▶ _Aim_: Write out each record below exactly as it appears, with no pictures.

▶ _Record list_:

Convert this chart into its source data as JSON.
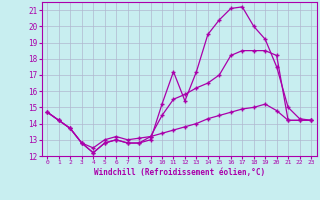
{
  "xlabel": "Windchill (Refroidissement éolien,°C)",
  "bg_color": "#c8eef0",
  "grid_color": "#b0b8d0",
  "line_color": "#aa00aa",
  "xlim": [
    -0.5,
    23.5
  ],
  "ylim": [
    12,
    21.5
  ],
  "xticks": [
    0,
    1,
    2,
    3,
    4,
    5,
    6,
    7,
    8,
    9,
    10,
    11,
    12,
    13,
    14,
    15,
    16,
    17,
    18,
    19,
    20,
    21,
    22,
    23
  ],
  "yticks": [
    12,
    13,
    14,
    15,
    16,
    17,
    18,
    19,
    20,
    21
  ],
  "line1_x": [
    0,
    1,
    2,
    3,
    4,
    5,
    6,
    7,
    8,
    9,
    10,
    11,
    12,
    13,
    14,
    15,
    16,
    17,
    18,
    19,
    20,
    21,
    22,
    23
  ],
  "line1_y": [
    14.7,
    14.2,
    13.7,
    12.8,
    12.2,
    12.8,
    13.0,
    12.8,
    12.8,
    13.0,
    15.2,
    17.2,
    15.4,
    17.2,
    19.5,
    20.4,
    21.1,
    21.2,
    20.0,
    19.2,
    17.5,
    15.0,
    14.3,
    14.2
  ],
  "line2_x": [
    0,
    1,
    2,
    3,
    4,
    5,
    6,
    7,
    8,
    9,
    10,
    11,
    12,
    13,
    14,
    15,
    16,
    17,
    18,
    19,
    20,
    21,
    22,
    23
  ],
  "line2_y": [
    14.7,
    14.2,
    13.7,
    12.8,
    12.2,
    12.8,
    13.0,
    12.8,
    12.8,
    13.2,
    14.5,
    15.5,
    15.8,
    16.2,
    16.5,
    17.0,
    18.2,
    18.5,
    18.5,
    18.5,
    18.2,
    14.2,
    14.2,
    14.2
  ],
  "line3_x": [
    0,
    1,
    2,
    3,
    4,
    5,
    6,
    7,
    8,
    9,
    10,
    11,
    12,
    13,
    14,
    15,
    16,
    17,
    18,
    19,
    20,
    21,
    22,
    23
  ],
  "line3_y": [
    14.7,
    14.2,
    13.7,
    12.8,
    12.5,
    13.0,
    13.2,
    13.0,
    13.1,
    13.2,
    13.4,
    13.6,
    13.8,
    14.0,
    14.3,
    14.5,
    14.7,
    14.9,
    15.0,
    15.2,
    14.8,
    14.2,
    14.2,
    14.2
  ]
}
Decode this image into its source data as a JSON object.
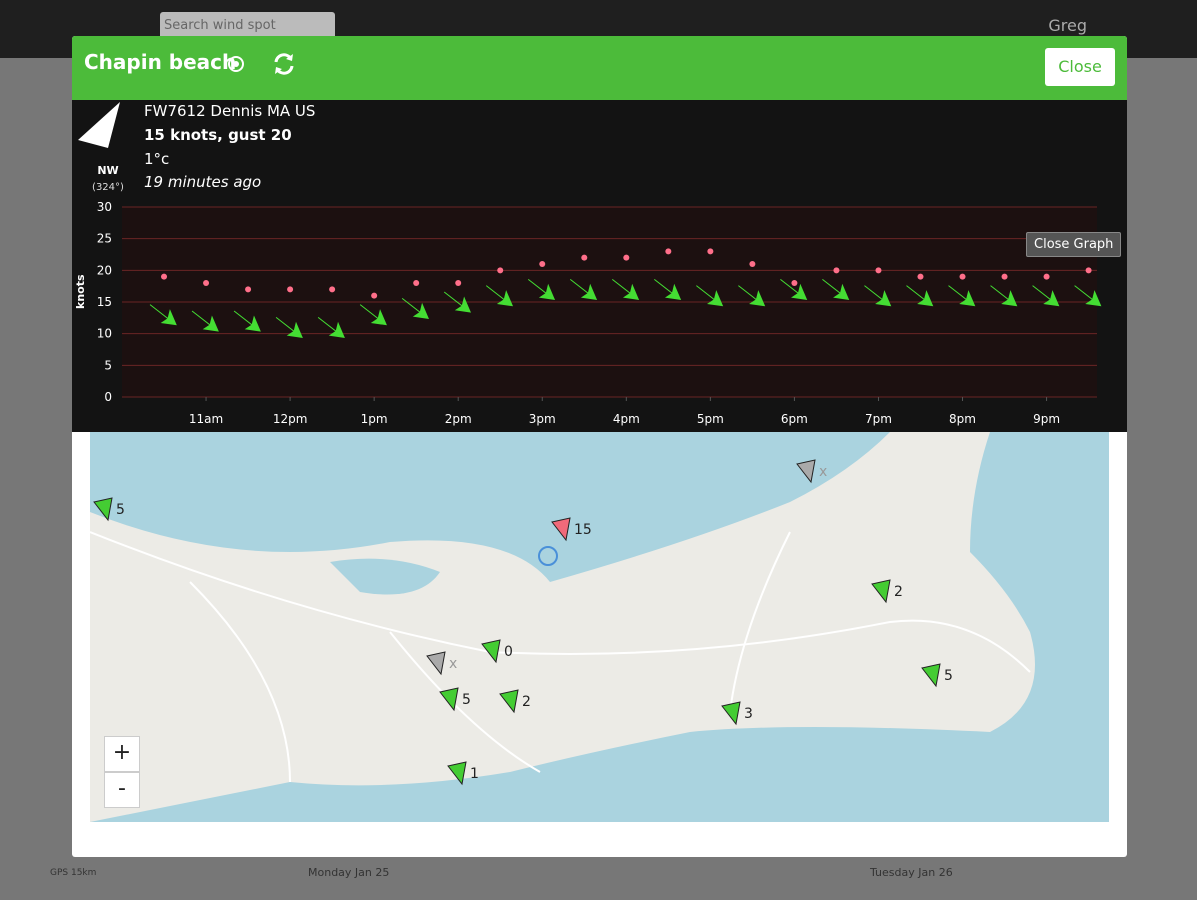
{
  "app": {
    "search_placeholder": "Search wind spot",
    "user": "Greg",
    "days": [
      "Monday Jan 25",
      "Tuesday Jan 26"
    ],
    "gps": "GPS 15km"
  },
  "modal": {
    "title": "Chapin beach",
    "close": "Close",
    "close_graph": "Close Graph"
  },
  "station": {
    "name": "FW7612 Dennis MA US",
    "wind": "15 knots, gust 20",
    "temperature": "1°c",
    "updated": "19 minutes ago",
    "direction": "NW",
    "degrees": "(324°)"
  },
  "chart_data": {
    "type": "scatter",
    "ylabel": "knots",
    "x": [
      10.5,
      11,
      11.5,
      12,
      12.5,
      13,
      13.5,
      14,
      14.5,
      15,
      15.5,
      16,
      16.5,
      17,
      17.5,
      18,
      18.5,
      19,
      19.5,
      20,
      20.5,
      21,
      21.5
    ],
    "series": [
      {
        "color": "#44dd33",
        "values": [
          13,
          12,
          12,
          11,
          11,
          13,
          14,
          15,
          16,
          17,
          17,
          17,
          17,
          16,
          16,
          17,
          17,
          16,
          16,
          16,
          16,
          16,
          16
        ]
      },
      {
        "color": "#ff6f8a",
        "values": [
          19,
          18,
          17,
          17,
          17,
          16,
          18,
          18,
          20,
          21,
          22,
          22,
          23,
          23,
          21,
          18,
          20,
          20,
          19,
          19,
          19,
          19,
          20
        ]
      }
    ],
    "xlim": [
      10,
      21.6
    ],
    "xticks": [
      {
        "value": 11,
        "label": "11am"
      },
      {
        "value": 12,
        "label": "12pm"
      },
      {
        "value": 13,
        "label": "1pm"
      },
      {
        "value": 14,
        "label": "2pm"
      },
      {
        "value": 15,
        "label": "3pm"
      },
      {
        "value": 16,
        "label": "4pm"
      },
      {
        "value": 17,
        "label": "5pm"
      },
      {
        "value": 18,
        "label": "6pm"
      },
      {
        "value": 19,
        "label": "7pm"
      },
      {
        "value": 20,
        "label": "8pm"
      },
      {
        "value": 21,
        "label": "9pm"
      }
    ],
    "ylim": [
      0,
      30
    ],
    "yticks": [
      0,
      5,
      10,
      15,
      20,
      25,
      30
    ],
    "grid": true
  },
  "map": {
    "markers": [
      "5",
      "15",
      "x",
      "2",
      "0",
      "x",
      "5",
      "2",
      "3",
      "5",
      "1"
    ],
    "zoom_in": "+",
    "zoom_out": "-"
  }
}
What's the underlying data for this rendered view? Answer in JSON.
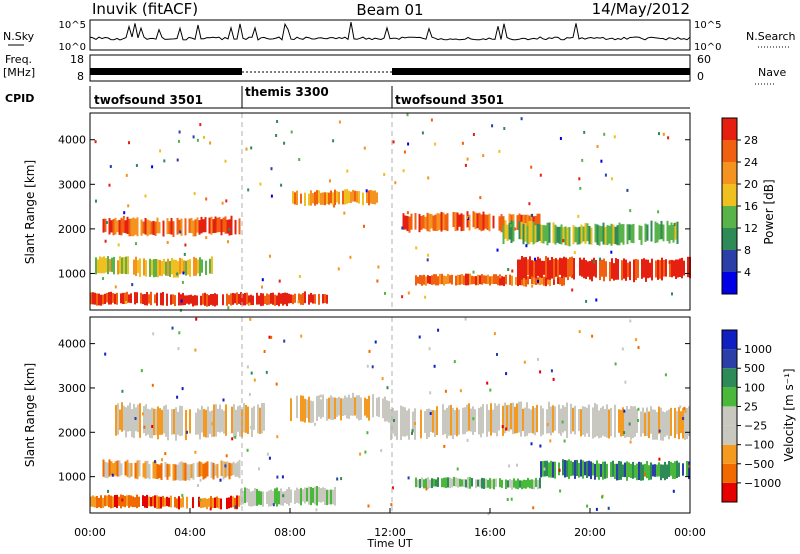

▶ _Complete answer_:
Convert this chart into its source data as JSON.
{
  "xlabel": "Windchill (Refroidissement éolien,°C)",
  "bg_color": "#c8eef0",
  "grid_color": "#b0b8d0",
  "line_color": "#aa00aa",
  "xlim": [
    -0.5,
    23.5
  ],
  "ylim": [
    12,
    21.5
  ],
  "xticks": [
    0,
    1,
    2,
    3,
    4,
    5,
    6,
    7,
    8,
    9,
    10,
    11,
    12,
    13,
    14,
    15,
    16,
    17,
    18,
    19,
    20,
    21,
    22,
    23
  ],
  "yticks": [
    12,
    13,
    14,
    15,
    16,
    17,
    18,
    19,
    20,
    21
  ],
  "line1_x": [
    0,
    1,
    2,
    3,
    4,
    5,
    6,
    7,
    8,
    9,
    10,
    11,
    12,
    13,
    14,
    15,
    16,
    17,
    18,
    19,
    20,
    21,
    22,
    23
  ],
  "line1_y": [
    14.7,
    14.2,
    13.7,
    12.8,
    12.2,
    12.8,
    13.0,
    12.8,
    12.8,
    13.0,
    15.2,
    17.2,
    15.4,
    17.2,
    19.5,
    20.4,
    21.1,
    21.2,
    20.0,
    19.2,
    17.5,
    15.0,
    14.3,
    14.2
  ],
  "line2_x": [
    0,
    1,
    2,
    3,
    4,
    5,
    6,
    7,
    8,
    9,
    10,
    11,
    12,
    13,
    14,
    15,
    16,
    17,
    18,
    19,
    20,
    21,
    22,
    23
  ],
  "line2_y": [
    14.7,
    14.2,
    13.7,
    12.8,
    12.2,
    12.8,
    13.0,
    12.8,
    12.8,
    13.2,
    14.5,
    15.5,
    15.8,
    16.2,
    16.5,
    17.0,
    18.2,
    18.5,
    18.5,
    18.5,
    18.2,
    14.2,
    14.2,
    14.2
  ],
  "line3_x": [
    0,
    1,
    2,
    3,
    4,
    5,
    6,
    7,
    8,
    9,
    10,
    11,
    12,
    13,
    14,
    15,
    16,
    17,
    18,
    19,
    20,
    21,
    22,
    23
  ],
  "line3_y": [
    14.7,
    14.2,
    13.7,
    12.8,
    12.5,
    13.0,
    13.2,
    13.0,
    13.1,
    13.2,
    13.4,
    13.6,
    13.8,
    14.0,
    14.3,
    14.5,
    14.7,
    14.9,
    15.0,
    15.2,
    14.8,
    14.2,
    14.2,
    14.2
  ]
}
Decode this image into its source data as a JSON object.
{
  "app": {
    "search_placeholder": "Search wind spot",
    "user": "Greg",
    "days": [
      "Monday Jan 25",
      "Tuesday Jan 26"
    ],
    "gps": "GPS 15km"
  },
  "modal": {
    "title": "Chapin beach",
    "close": "Close",
    "close_graph": "Close Graph"
  },
  "station": {
    "name": "FW7612 Dennis MA US",
    "wind": "15 knots, gust 20",
    "temperature": "1°c",
    "updated": "19 minutes ago",
    "direction": "NW",
    "degrees": "(324°)"
  },
  "chart_data": {
    "type": "scatter",
    "ylabel": "knots",
    "x": [
      10.5,
      11,
      11.5,
      12,
      12.5,
      13,
      13.5,
      14,
      14.5,
      15,
      15.5,
      16,
      16.5,
      17,
      17.5,
      18,
      18.5,
      19,
      19.5,
      20,
      20.5,
      21,
      21.5
    ],
    "series": [
      {
        "color": "#44dd33",
        "values": [
          13,
          12,
          12,
          11,
          11,
          13,
          14,
          15,
          16,
          17,
          17,
          17,
          17,
          16,
          16,
          17,
          17,
          16,
          16,
          16,
          16,
          16,
          16
        ]
      },
      {
        "color": "#ff6f8a",
        "values": [
          19,
          18,
          17,
          17,
          17,
          16,
          18,
          18,
          20,
          21,
          22,
          22,
          23,
          23,
          21,
          18,
          20,
          20,
          19,
          19,
          19,
          19,
          20
        ]
      }
    ],
    "xlim": [
      10,
      21.6
    ],
    "xticks": [
      {
        "value": 11,
        "label": "11am"
      },
      {
        "value": 12,
        "label": "12pm"
      },
      {
        "value": 13,
        "label": "1pm"
      },
      {
        "value": 14,
        "label": "2pm"
      },
      {
        "value": 15,
        "label": "3pm"
      },
      {
        "value": 16,
        "label": "4pm"
      },
      {
        "value": 17,
        "label": "5pm"
      },
      {
        "value": 18,
        "label": "6pm"
      },
      {
        "value": 19,
        "label": "7pm"
      },
      {
        "value": 20,
        "label": "8pm"
      },
      {
        "value": 21,
        "label": "9pm"
      }
    ],
    "ylim": [
      0,
      30
    ],
    "yticks": [
      0,
      5,
      10,
      15,
      20,
      25,
      30
    ],
    "grid": true
  },
  "map": {
    "markers": [
      "5",
      "15",
      "x",
      "2",
      "0",
      "x",
      "5",
      "2",
      "3",
      "5",
      "1"
    ],
    "zoom_in": "+",
    "zoom_out": "-"
  }
}
What's the underlying data for this rendered view? Answer in JSON.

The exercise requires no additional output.